A block of data:
⟨
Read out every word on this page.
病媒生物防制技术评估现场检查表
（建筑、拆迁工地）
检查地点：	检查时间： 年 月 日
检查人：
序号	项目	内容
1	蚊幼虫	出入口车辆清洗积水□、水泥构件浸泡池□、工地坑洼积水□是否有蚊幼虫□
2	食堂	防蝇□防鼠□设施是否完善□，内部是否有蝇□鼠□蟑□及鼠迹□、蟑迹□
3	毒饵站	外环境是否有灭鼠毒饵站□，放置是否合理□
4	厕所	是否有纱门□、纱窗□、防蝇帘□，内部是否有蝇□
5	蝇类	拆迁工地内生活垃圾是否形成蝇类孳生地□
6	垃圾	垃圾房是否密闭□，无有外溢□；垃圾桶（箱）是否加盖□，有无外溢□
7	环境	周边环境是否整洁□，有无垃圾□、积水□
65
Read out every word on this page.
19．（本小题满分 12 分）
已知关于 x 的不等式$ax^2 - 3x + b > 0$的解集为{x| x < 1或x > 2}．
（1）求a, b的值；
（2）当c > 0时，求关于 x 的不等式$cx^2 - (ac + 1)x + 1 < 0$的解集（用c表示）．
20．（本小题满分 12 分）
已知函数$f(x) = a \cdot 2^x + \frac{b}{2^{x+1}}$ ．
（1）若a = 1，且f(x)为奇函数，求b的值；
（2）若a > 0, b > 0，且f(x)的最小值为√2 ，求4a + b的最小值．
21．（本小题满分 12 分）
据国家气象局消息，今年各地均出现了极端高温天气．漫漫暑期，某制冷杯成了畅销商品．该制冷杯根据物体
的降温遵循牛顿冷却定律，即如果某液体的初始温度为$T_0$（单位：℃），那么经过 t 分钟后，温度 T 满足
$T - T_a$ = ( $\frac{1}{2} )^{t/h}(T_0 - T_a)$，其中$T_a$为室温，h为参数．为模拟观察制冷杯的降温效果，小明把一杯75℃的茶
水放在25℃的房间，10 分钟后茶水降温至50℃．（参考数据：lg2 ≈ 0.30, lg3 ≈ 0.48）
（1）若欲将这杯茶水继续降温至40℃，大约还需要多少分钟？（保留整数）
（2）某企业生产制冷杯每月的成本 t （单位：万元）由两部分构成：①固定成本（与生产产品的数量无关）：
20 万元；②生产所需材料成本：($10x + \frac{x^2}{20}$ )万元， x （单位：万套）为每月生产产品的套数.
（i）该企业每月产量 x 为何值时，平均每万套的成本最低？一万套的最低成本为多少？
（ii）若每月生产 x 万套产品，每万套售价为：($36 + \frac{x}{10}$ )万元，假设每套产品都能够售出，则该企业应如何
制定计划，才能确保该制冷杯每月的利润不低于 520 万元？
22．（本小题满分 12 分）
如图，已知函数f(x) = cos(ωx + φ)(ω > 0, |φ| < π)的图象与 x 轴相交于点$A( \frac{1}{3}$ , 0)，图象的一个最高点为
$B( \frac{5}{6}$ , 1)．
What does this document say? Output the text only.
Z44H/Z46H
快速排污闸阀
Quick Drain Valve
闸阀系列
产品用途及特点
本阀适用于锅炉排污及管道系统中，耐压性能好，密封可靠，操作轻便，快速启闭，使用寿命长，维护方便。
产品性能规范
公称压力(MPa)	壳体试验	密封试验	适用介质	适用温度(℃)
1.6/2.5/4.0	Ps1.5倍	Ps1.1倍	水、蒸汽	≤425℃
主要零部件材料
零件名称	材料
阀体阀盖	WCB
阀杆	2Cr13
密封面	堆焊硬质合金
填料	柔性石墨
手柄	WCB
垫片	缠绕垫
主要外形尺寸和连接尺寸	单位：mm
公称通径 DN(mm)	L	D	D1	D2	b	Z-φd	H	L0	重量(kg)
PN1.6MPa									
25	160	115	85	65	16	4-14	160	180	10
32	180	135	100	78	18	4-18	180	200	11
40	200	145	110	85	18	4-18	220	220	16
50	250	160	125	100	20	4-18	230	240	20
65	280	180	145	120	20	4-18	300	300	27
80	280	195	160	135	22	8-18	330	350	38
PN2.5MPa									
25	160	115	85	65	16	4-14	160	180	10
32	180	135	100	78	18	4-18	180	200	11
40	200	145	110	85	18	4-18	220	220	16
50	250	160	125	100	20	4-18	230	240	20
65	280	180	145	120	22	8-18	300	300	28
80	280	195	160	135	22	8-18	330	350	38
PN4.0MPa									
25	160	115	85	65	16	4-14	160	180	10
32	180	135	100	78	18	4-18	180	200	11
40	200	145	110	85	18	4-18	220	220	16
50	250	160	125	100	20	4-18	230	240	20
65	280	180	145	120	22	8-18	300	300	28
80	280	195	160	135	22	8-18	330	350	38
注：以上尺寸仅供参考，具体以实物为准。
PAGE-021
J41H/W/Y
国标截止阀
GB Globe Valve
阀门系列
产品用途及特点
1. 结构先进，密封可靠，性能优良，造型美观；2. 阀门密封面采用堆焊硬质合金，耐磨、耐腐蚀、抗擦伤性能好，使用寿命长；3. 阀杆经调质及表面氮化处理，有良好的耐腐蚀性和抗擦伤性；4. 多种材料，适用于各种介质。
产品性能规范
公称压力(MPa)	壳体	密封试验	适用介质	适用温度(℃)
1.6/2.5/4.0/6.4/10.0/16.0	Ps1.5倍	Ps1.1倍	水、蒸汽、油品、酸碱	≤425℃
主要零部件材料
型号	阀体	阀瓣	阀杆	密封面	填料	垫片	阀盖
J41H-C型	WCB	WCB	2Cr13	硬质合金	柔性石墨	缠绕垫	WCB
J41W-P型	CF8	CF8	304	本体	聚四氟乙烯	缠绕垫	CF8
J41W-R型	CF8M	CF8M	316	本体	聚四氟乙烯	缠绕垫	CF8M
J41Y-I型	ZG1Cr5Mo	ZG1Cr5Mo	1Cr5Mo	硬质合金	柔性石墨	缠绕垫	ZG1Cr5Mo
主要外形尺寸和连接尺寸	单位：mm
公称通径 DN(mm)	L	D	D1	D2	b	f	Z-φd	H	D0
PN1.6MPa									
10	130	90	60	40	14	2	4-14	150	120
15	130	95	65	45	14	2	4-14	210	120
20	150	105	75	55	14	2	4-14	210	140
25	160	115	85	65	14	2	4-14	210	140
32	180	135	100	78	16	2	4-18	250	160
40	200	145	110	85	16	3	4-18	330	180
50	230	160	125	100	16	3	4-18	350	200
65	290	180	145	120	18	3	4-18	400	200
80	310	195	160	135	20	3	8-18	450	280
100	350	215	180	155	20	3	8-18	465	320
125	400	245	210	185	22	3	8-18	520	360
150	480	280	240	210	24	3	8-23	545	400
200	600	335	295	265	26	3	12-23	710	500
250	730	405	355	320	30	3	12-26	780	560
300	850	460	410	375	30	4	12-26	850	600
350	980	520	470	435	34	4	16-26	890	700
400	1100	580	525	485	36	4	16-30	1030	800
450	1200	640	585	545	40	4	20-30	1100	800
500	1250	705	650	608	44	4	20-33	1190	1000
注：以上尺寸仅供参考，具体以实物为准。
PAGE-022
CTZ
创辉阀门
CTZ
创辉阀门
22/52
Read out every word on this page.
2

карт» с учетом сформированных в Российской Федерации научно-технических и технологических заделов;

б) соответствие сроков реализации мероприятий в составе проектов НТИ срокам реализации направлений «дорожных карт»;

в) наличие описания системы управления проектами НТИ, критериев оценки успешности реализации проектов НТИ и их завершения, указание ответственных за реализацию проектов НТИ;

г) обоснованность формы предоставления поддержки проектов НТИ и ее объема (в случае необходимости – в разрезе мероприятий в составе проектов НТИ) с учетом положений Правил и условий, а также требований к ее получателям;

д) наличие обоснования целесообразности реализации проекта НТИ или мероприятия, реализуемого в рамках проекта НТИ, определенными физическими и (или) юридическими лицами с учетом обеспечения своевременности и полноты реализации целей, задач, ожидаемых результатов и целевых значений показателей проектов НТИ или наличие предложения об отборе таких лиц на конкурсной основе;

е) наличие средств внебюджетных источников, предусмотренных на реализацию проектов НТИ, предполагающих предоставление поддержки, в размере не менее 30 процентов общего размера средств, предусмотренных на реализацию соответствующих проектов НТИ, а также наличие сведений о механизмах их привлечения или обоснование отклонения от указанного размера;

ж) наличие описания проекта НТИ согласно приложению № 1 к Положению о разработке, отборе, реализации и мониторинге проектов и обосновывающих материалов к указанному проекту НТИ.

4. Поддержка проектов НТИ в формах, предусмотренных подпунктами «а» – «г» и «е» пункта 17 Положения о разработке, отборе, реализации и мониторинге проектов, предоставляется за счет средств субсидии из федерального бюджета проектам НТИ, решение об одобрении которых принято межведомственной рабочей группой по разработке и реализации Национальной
⟩
Return each full line of the entries that contains the word "适用温度".

= Task output =
公称压力(MPa)	壳体试验	密封试验	适用介质	适用温度(℃)
公称压力(MPa)	壳体	密封试验	适用介质	适用温度(℃)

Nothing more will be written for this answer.